(Request 1): In the floating point thread, what takes the place of the "x10^" part when a float is written on a computer?
(Request 2): Carry the floating point thread forward from its last sentence.

(Excerpt):

_ _ _ _ _ _ _

Maths

[reaper]

Here is an online calculator, so put in the floating point variables value and get the decimal number.  It explains what each bit means and how to calculate the value.

http://www.h-schmidt.net/FloatApplet/IEEE754.html

Thing is, this is for modern cpu's, and they work with 32 bit floating point values.  I'm not sure the question really means to find the floating point value, although you could calculate it from the wikipedia article, as it references an old 16bit floating point format.

If it's just to base 10, put in the 0's and 1's under binary in windows calculator, then click decimal.  Sounds to easy, it's probably the former.

 

[QwazyWabbit]

It's impossible to determine what your 16 bits means in a "floating point" context without knowing what floating point format is being used. The IEEE 754 specification is fairly straightforward but might not apply in your case. You need to specify what method is used to encode the number.

As for the expression of exponents, we write 1.78x10^-7 when we want to express it in scientific notation. One point seven eight times ten to the minus seventh power. This is usually NOT how it's written or printed as a "float" on computers. When inputting or outputting floating points it's written as 1.78e-7. In this case the "e" replaces the "x10^" part, as in "times ten to the power". (it's easier to type and translate "e" than it is to type the somewhat ambiguous "x10^") On calculators this key is labled "Exp" for exponentiation.

As for the mantissa and exponent parts, the exponent is the positive power of two part of the number, each bit represents some 2^n. 2^0 = 1, 2^1 = 2, 2^2 = 4, etc.

_ _ _ _ _ _ _

[Layout region records]
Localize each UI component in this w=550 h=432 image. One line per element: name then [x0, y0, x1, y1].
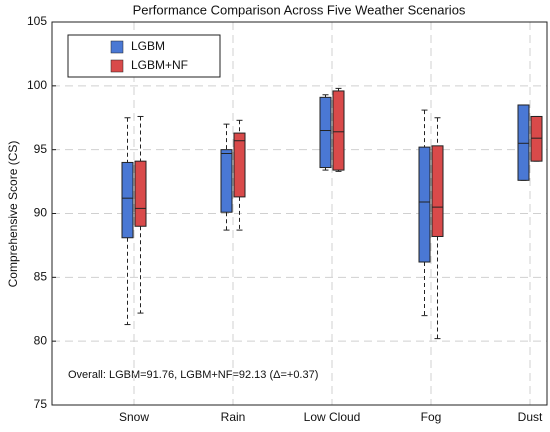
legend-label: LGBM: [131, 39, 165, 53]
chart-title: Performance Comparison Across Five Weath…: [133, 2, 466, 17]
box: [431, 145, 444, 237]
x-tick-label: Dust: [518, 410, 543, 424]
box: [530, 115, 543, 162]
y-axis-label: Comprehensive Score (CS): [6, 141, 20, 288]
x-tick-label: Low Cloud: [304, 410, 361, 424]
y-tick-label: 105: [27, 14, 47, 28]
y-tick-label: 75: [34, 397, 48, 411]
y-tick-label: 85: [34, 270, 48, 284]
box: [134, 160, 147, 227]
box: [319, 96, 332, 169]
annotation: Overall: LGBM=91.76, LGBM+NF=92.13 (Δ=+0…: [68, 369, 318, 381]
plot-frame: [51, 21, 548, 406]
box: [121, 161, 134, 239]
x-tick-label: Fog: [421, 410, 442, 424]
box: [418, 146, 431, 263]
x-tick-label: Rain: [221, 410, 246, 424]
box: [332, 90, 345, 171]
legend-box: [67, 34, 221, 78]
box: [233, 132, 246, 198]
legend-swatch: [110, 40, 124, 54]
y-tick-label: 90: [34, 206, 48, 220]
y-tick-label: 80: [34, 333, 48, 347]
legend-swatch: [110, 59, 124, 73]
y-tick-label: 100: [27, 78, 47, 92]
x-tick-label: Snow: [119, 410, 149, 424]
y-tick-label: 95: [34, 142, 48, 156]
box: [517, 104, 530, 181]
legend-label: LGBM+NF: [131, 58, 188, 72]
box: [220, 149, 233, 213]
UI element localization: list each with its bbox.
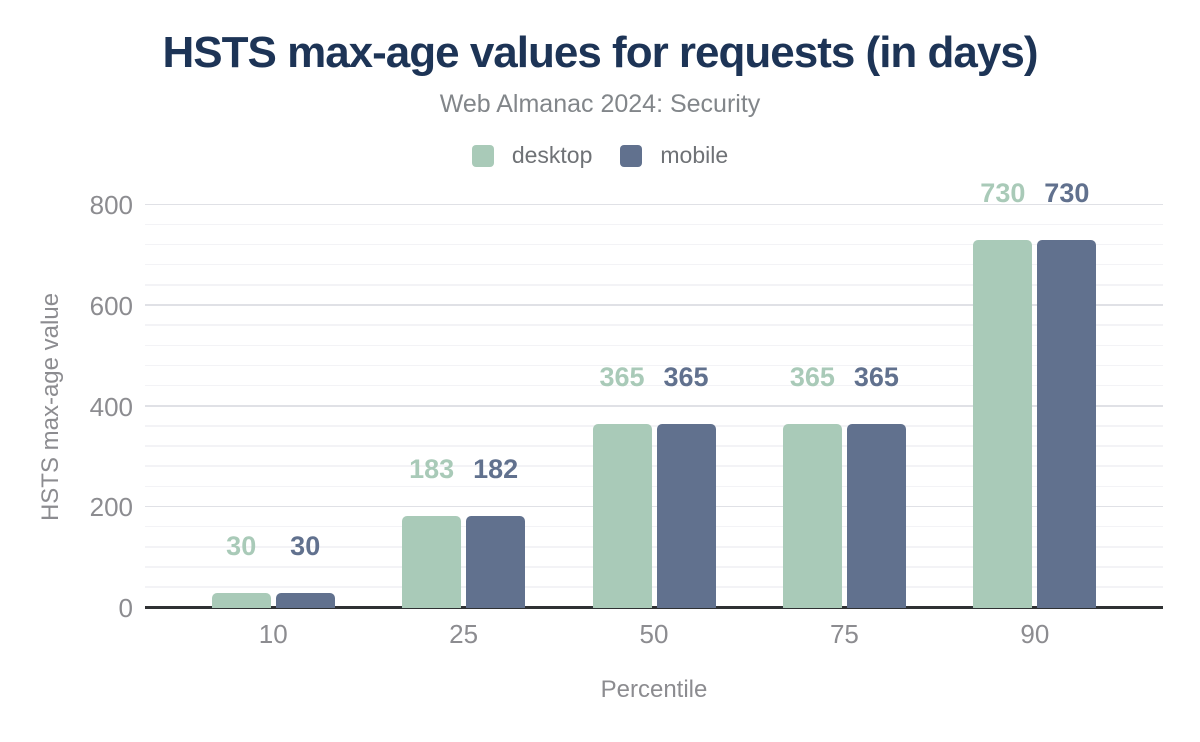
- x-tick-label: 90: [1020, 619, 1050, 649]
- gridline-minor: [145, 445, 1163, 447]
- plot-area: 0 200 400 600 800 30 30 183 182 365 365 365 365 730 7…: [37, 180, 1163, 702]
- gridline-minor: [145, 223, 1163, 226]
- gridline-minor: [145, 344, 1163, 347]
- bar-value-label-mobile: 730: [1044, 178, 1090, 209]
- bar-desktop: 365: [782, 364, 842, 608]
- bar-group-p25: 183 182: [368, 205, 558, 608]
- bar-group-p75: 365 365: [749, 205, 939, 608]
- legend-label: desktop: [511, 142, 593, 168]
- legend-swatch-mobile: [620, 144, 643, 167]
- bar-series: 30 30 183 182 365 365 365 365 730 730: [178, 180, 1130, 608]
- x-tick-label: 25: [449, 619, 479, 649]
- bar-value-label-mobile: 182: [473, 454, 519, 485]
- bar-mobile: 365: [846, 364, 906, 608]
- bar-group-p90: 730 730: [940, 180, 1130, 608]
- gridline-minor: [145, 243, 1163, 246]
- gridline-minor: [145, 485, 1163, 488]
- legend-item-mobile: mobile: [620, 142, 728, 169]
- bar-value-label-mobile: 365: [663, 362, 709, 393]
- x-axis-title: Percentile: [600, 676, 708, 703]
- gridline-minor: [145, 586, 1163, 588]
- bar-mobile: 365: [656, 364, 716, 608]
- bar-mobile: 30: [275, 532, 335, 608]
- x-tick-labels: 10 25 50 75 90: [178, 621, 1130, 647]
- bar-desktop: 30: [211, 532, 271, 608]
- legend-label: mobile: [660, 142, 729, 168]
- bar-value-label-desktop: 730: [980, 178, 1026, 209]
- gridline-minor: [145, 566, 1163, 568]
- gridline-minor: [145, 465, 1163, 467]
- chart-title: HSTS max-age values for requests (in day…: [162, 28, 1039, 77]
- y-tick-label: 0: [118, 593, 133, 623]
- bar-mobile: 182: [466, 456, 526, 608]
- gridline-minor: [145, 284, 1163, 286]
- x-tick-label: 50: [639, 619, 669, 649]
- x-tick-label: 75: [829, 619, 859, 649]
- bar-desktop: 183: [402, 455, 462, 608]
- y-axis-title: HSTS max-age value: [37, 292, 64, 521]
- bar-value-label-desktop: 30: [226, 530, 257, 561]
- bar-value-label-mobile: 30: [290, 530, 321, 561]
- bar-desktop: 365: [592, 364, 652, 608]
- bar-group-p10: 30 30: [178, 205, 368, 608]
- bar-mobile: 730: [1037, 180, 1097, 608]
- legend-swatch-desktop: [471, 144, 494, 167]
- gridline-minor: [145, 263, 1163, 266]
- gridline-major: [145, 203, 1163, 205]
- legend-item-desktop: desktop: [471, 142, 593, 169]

_ _ _ _ _ _ _

(Response 1): The letter "e", as in 1.78e-7.

(Response 2):
The mantissa represents the fractional part or the negative powers of 2 as in 2^-n. Setting the first bit is 2^-1 and this is simply translated as 1/2^n, for example 2^-1 = 1/2^1 or 1/2; 2^-2 = 1/2^2 or 1/4 and so on.

The number of bits you need to encode for computer purposes depends on the range of floating point numbers you need to compute. The IEEE specifications were intended to standarize the formats for a wide range of numbers and to allow software and silicon to be properly designed for the accepted standard.

There is a problem with representing floating point base 10 numbers with a binary (power of twos) representation. Can you see what it is?

Here is a Windows console program in C that interprets your 16 binary digits in different ways:

//
// maths.cpp
//

#include "stdafx.h"
#include "stdio.h"
#include "conio.h"

int main(int argc, char* argv[])
{
   union maths   // Declare union
   {
      int    i;
      long   l;
      float  f;
      double d;
   } num;
   
   num.d = 0;   // zero the 64 bits of the union

   num.i = 0x52c6;      //0101001011000110
   
   printf("%x as hex\n",num.i);
   printf("%i as int\n",num.i);
   printf("%d as long\n",num.l);
   printf("%e as float\n",num.f);
   printf("%g as double\n",num.d);
   printf("A integer is %i bytes\n", sizeof(int));
   printf("A long integer is %i bytes\n", sizeof(long));
   printf("A float is %i bytes\n", sizeof(float));
   printf("A double is %i bytes\n", sizeof(double));
   getch();
   return 0;
}

The output is:
52c6 as hex
21190 as int
21190 as long
2.969351e-041 as float
1.04693e-319 as double
A integer is 4 bytes
A long integer is 4 bytes
A float is 4 bytes
A double is 8 bytes

[[BTF]adam]

Wooow, that looks like code oO I'll write out what the actual question is for clarification, I just want to add that I appreciate this help a lot and im not just throwing out questions I have for assignments expecting them to be done for me, i'm proper trying to understand how the answer was acheived so I can do them myself in future etc.

Anyways the question goes like this?

"á flóating poínt number ís stóred úsing two bytés (16 bits), starting from the left the first 12 bits are used for the mantissa and the remaining four bits are used for the exponent, both the mantissa and the exponent are stored in twos complement form when negative.

(a) Determine the base 10 number represented by 0101001011000110

^^^^^^

the accented letters were because a couple of our lecturers seem to be very nazi about us using the internet for assistance, and they just paste in question names into google on these assignments and try to find people plaigerising (or however it's spelt, I prefer the term copying ). of course this is not what im trying to do but it could seem that way w/o clarification.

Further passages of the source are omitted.